Dataset records:

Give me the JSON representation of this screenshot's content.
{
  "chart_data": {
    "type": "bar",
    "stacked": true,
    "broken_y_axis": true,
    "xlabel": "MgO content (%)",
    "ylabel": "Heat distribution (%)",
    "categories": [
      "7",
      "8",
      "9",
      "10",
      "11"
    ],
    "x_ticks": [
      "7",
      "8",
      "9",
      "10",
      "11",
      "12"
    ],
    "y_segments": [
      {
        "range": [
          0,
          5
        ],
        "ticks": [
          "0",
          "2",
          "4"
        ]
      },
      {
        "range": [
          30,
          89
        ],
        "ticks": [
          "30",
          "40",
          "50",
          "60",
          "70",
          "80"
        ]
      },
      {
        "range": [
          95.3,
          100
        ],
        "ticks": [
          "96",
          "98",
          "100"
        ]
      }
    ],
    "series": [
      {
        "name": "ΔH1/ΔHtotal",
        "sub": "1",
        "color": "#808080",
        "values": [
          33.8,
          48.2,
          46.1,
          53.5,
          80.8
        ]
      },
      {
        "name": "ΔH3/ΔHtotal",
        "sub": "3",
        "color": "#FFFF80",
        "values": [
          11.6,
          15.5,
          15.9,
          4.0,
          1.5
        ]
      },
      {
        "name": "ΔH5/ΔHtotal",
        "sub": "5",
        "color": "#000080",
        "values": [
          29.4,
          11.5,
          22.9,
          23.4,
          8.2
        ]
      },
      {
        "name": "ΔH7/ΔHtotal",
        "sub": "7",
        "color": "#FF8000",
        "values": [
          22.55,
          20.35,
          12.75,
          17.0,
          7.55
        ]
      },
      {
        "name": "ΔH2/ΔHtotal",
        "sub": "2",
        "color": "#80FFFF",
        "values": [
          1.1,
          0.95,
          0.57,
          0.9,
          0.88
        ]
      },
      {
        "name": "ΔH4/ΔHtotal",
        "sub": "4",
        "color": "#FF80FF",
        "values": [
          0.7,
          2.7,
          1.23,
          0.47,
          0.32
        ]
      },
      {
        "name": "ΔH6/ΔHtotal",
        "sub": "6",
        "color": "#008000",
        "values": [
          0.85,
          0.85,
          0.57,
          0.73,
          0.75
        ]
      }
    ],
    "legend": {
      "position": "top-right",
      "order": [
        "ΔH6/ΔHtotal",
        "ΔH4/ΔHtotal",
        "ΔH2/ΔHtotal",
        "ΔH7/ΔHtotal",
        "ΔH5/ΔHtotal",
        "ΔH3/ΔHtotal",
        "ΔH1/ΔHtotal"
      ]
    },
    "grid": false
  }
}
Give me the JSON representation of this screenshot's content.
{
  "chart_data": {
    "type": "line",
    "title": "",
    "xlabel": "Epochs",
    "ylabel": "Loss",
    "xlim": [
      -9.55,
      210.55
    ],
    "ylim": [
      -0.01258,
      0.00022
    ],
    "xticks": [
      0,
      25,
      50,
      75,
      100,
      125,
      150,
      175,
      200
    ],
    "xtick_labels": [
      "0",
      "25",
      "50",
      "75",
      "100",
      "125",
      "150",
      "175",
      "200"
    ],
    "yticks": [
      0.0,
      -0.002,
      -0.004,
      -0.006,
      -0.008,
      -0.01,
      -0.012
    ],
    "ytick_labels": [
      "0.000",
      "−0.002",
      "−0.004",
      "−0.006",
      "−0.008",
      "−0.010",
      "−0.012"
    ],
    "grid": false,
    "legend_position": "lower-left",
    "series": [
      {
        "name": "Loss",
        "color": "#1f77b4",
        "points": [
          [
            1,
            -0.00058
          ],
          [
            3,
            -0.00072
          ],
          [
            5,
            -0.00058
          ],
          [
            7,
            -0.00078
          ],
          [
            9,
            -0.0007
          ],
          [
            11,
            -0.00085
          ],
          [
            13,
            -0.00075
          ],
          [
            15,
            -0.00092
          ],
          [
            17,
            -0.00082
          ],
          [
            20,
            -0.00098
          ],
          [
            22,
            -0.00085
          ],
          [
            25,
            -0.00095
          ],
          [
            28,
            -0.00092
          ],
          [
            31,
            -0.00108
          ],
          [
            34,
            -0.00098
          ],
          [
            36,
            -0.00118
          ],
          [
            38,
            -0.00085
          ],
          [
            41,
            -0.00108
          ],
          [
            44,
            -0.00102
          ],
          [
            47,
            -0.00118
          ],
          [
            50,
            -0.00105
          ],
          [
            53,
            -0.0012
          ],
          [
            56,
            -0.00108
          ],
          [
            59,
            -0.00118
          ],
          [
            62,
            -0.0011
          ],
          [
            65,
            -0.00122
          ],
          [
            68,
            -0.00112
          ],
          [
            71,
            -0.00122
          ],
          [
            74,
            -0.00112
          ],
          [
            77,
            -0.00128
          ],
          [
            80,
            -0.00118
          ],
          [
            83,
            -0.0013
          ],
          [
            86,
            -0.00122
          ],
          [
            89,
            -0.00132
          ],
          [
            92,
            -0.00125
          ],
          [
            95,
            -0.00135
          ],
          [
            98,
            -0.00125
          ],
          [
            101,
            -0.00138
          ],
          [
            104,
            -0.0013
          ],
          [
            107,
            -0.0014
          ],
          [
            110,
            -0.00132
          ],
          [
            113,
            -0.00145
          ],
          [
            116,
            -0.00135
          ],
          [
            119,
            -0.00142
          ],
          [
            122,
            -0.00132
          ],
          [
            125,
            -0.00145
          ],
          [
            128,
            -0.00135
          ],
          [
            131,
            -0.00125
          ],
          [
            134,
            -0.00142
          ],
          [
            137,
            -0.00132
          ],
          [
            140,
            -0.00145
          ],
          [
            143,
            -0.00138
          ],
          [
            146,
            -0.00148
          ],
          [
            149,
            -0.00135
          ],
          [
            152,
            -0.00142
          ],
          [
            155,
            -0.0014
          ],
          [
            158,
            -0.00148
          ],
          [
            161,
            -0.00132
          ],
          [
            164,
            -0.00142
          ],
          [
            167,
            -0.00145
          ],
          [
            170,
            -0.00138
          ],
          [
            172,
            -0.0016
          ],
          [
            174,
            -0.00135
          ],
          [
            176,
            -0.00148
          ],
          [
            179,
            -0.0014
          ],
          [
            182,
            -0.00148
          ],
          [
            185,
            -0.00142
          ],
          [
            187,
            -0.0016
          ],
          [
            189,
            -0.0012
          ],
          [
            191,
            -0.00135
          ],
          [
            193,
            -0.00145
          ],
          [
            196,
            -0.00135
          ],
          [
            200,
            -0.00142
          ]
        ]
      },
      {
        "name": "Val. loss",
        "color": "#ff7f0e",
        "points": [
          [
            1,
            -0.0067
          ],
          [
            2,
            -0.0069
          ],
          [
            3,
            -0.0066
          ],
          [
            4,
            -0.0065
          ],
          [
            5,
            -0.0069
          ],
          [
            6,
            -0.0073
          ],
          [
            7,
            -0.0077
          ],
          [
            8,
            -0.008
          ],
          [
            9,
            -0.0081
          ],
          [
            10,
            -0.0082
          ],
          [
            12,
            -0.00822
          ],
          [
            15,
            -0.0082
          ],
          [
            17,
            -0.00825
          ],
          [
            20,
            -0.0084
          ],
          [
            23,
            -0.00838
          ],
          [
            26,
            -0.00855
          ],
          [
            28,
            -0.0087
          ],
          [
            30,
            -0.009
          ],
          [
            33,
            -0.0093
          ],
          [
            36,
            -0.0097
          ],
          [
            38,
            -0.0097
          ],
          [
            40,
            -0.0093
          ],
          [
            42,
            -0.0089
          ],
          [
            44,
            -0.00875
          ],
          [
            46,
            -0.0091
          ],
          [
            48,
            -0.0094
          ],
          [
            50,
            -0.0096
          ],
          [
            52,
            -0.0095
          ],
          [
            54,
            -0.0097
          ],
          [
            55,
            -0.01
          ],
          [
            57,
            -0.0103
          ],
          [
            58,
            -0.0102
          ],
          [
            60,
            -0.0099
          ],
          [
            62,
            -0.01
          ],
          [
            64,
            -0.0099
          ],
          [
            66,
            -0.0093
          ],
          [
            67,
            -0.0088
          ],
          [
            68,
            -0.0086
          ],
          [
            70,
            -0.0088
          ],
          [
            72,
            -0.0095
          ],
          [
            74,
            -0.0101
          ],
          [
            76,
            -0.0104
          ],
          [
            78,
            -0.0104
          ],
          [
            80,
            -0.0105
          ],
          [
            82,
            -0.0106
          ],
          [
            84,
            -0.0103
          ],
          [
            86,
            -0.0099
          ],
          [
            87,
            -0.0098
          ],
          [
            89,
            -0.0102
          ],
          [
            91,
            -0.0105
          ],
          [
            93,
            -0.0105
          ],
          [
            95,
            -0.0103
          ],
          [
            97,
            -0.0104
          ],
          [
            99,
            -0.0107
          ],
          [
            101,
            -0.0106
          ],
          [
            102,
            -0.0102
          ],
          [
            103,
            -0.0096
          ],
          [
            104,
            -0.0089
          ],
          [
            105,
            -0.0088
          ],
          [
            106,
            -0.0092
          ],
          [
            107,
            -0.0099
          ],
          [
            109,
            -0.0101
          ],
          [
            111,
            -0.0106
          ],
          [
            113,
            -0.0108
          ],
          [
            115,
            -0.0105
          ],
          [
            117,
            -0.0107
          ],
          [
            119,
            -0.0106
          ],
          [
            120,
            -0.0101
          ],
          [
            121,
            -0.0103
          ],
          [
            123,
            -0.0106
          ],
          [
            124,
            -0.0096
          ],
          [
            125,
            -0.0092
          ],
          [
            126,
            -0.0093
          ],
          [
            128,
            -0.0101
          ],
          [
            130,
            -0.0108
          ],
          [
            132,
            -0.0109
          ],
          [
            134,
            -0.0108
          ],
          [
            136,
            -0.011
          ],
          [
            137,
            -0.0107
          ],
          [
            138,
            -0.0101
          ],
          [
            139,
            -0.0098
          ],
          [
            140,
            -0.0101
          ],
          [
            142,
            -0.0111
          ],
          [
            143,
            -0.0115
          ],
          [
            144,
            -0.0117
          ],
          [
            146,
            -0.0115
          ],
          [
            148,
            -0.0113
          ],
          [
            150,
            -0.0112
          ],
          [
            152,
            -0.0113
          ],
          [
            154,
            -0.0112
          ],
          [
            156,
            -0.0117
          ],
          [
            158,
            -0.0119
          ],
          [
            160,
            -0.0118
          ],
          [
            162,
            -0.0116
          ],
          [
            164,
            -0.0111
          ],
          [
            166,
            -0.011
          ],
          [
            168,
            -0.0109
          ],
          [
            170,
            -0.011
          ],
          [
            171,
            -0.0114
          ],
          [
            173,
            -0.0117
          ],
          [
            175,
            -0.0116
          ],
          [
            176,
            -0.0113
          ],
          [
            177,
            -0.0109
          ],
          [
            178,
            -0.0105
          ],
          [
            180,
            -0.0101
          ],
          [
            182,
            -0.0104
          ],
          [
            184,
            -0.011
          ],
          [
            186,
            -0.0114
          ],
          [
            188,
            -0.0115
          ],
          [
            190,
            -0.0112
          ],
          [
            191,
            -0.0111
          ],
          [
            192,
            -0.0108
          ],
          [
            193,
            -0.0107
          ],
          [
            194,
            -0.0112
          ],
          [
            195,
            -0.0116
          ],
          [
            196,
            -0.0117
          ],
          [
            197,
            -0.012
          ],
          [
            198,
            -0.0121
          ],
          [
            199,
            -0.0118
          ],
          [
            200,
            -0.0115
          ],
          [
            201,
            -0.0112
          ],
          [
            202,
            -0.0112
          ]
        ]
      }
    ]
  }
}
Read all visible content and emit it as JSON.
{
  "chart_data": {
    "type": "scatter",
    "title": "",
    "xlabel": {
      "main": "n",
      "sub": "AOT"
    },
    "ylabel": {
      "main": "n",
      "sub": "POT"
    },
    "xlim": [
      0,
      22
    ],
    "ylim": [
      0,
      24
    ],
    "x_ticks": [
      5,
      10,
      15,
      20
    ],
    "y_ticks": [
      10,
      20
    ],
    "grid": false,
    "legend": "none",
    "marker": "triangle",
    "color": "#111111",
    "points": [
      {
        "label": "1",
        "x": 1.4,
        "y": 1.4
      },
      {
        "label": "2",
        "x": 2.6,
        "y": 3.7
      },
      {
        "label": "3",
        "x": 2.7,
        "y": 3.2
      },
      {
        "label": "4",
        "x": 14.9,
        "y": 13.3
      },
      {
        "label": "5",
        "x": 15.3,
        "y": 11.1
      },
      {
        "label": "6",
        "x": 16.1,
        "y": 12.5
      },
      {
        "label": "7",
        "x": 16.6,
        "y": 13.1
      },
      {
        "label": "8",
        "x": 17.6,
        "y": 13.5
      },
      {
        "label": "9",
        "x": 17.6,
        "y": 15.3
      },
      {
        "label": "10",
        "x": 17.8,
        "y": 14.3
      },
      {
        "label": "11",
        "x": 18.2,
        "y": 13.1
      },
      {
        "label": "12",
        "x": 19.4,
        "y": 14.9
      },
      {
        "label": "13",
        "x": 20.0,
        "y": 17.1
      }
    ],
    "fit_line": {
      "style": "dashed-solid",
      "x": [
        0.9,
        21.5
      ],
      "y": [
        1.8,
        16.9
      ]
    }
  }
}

Task objective: Please extract exactly, and only, the lines from the line containing "Read all visible content and emit it as JSON." through the last line of the records.

Answer to this task:
Read all visible content and emit it as JSON.
{
  "chart_data": {
    "type": "scatter",
    "title": "",
    "xlabel": {
      "main": "n",
      "sub": "AOT"
    },
    "ylabel": {
      "main": "n",
      "sub": "POT"
    },
    "xlim": [
      0,
      22
    ],
    "ylim": [
      0,
      24
    ],
    "x_ticks": [
      5,
      10,
      15,
      20
    ],
    "y_ticks": [
      10,
      20
    ],
    "grid": false,
    "legend": "none",
    "marker": "triangle",
    "color": "#111111",
    "points": [
      {
        "label": "1",
        "x": 1.4,
        "y": 1.4
      },
      {
        "label": "2",
        "x": 2.6,
        "y": 3.7
      },
      {
        "label": "3",
        "x": 2.7,
        "y": 3.2
      },
      {
        "label": "4",
        "x": 14.9,
        "y": 13.3
      },
      {
        "label": "5",
        "x": 15.3,
        "y": 11.1
      },
      {
        "label": "6",
        "x": 16.1,
        "y": 12.5
      },
      {
        "label": "7",
        "x": 16.6,
        "y": 13.1
      },
      {
        "label": "8",
        "x": 17.6,
        "y": 13.5
      },
      {
        "label": "9",
        "x": 17.6,
        "y": 15.3
      },
      {
        "label": "10",
        "x": 17.8,
        "y": 14.3
      },
      {
        "label": "11",
        "x": 18.2,
        "y": 13.1
      },
      {
        "label": "12",
        "x": 19.4,
        "y": 14.9
      },
      {
        "label": "13",
        "x": 20.0,
        "y": 17.1
      }
    ],
    "fit_line": {
      "style": "dashed-solid",
      "x": [
        0.9,
        21.5
      ],
      "y": [
        1.8,
        16.9
      ]
    }
  }
}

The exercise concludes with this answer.